SHORT TASK » Wherever the word "image" shows up in a line, please copy that line.
########
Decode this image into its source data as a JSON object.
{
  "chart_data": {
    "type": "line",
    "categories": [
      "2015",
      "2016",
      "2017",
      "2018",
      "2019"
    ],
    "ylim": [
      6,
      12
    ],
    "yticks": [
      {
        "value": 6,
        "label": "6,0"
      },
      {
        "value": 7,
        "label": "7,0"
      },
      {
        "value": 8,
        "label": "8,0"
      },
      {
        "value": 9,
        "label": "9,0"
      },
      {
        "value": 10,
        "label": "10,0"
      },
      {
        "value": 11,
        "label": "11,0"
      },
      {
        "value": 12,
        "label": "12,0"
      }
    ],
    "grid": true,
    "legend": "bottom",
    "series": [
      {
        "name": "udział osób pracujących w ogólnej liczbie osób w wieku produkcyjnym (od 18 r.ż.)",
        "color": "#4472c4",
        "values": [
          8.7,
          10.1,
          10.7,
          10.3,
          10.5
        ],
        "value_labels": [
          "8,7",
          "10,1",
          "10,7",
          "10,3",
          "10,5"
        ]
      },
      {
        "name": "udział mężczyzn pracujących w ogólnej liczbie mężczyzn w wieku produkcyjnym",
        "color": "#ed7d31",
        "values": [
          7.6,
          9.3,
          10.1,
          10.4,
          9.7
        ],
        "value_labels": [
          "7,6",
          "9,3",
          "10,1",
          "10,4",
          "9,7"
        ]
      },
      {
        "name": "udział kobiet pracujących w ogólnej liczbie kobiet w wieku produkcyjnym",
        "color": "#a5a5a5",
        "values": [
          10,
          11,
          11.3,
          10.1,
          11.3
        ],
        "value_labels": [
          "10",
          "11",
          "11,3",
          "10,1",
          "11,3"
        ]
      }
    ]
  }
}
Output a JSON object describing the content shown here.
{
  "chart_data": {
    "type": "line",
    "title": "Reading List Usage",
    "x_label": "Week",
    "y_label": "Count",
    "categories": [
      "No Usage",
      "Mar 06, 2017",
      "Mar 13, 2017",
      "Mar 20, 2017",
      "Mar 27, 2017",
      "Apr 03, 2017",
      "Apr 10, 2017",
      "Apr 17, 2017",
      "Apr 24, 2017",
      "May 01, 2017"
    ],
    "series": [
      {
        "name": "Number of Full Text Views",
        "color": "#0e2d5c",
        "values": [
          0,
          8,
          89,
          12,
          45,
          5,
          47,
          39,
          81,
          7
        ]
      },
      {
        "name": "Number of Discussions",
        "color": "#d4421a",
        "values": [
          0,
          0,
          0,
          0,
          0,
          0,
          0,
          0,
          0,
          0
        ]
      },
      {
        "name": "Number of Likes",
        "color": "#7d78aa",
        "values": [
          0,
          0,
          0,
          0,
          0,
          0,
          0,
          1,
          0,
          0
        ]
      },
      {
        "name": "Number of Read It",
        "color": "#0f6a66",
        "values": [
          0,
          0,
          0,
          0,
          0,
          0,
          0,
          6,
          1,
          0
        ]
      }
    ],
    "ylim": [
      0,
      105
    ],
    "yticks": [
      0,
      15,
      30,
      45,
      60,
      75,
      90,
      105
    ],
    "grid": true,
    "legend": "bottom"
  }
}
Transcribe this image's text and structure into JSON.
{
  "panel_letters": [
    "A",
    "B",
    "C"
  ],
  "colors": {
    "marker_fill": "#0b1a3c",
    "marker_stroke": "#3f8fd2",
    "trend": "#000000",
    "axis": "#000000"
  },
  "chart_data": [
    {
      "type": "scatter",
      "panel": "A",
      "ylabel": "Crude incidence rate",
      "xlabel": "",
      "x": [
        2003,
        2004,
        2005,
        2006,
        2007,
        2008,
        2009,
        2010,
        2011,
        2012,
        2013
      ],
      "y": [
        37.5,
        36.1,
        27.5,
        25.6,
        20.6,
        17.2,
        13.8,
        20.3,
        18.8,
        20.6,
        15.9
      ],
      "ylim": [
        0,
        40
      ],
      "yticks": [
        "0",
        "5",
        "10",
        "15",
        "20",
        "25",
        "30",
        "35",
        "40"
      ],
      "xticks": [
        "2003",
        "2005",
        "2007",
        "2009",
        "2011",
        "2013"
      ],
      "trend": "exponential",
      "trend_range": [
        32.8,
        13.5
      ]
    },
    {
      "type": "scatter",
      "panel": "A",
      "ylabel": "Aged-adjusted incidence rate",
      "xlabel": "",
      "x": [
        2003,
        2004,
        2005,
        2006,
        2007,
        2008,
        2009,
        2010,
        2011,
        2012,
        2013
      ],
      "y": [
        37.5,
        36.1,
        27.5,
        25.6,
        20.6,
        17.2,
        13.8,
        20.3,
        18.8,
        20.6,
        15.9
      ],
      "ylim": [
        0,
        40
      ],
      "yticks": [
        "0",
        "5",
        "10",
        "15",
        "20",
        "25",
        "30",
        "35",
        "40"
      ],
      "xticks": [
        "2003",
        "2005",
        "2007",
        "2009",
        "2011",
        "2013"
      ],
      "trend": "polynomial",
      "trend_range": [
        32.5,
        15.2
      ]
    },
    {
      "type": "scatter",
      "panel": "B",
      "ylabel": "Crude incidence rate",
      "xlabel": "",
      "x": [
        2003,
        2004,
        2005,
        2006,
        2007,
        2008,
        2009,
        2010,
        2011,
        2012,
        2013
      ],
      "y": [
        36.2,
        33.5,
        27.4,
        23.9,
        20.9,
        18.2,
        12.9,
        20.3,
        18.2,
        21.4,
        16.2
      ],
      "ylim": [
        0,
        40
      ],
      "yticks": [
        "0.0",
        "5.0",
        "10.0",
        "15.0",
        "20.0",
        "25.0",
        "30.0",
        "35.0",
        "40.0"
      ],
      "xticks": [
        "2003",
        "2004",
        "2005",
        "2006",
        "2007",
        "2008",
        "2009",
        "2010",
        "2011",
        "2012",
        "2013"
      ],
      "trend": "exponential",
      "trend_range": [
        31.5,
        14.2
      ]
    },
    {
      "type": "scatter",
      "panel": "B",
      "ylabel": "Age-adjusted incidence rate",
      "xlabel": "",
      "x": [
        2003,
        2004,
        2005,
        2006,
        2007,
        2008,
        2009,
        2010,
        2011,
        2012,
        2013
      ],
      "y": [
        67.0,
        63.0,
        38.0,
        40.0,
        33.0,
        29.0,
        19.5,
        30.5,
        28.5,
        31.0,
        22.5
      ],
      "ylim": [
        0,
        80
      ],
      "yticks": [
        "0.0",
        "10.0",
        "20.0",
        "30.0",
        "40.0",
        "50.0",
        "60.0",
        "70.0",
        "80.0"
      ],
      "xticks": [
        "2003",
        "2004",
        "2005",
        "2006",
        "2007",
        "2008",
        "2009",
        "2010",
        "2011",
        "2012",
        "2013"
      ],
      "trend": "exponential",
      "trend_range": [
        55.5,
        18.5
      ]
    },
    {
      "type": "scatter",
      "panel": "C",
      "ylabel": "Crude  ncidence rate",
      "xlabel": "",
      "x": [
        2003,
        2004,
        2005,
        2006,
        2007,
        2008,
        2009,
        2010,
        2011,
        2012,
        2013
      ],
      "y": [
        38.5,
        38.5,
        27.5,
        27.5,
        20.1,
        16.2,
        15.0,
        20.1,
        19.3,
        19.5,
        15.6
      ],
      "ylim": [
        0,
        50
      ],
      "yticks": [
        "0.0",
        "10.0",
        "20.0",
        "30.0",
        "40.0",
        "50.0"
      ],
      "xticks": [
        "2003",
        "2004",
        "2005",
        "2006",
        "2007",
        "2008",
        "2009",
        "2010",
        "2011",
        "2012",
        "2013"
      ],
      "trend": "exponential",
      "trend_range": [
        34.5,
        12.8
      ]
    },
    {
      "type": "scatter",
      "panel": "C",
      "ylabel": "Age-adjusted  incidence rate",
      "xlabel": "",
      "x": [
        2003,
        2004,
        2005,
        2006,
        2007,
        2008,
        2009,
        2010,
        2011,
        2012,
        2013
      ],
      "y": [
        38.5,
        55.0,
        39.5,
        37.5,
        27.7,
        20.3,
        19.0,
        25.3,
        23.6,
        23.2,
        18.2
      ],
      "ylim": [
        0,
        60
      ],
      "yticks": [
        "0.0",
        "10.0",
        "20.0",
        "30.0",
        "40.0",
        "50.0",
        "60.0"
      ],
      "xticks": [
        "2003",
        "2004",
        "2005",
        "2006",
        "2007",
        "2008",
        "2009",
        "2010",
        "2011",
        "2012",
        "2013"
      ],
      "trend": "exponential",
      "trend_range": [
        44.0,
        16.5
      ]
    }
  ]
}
########
SOLUTION TO THIS PROBLEM »
Decode this image into its source data as a JSON object.
Transcribe this image's text and structure into JSON.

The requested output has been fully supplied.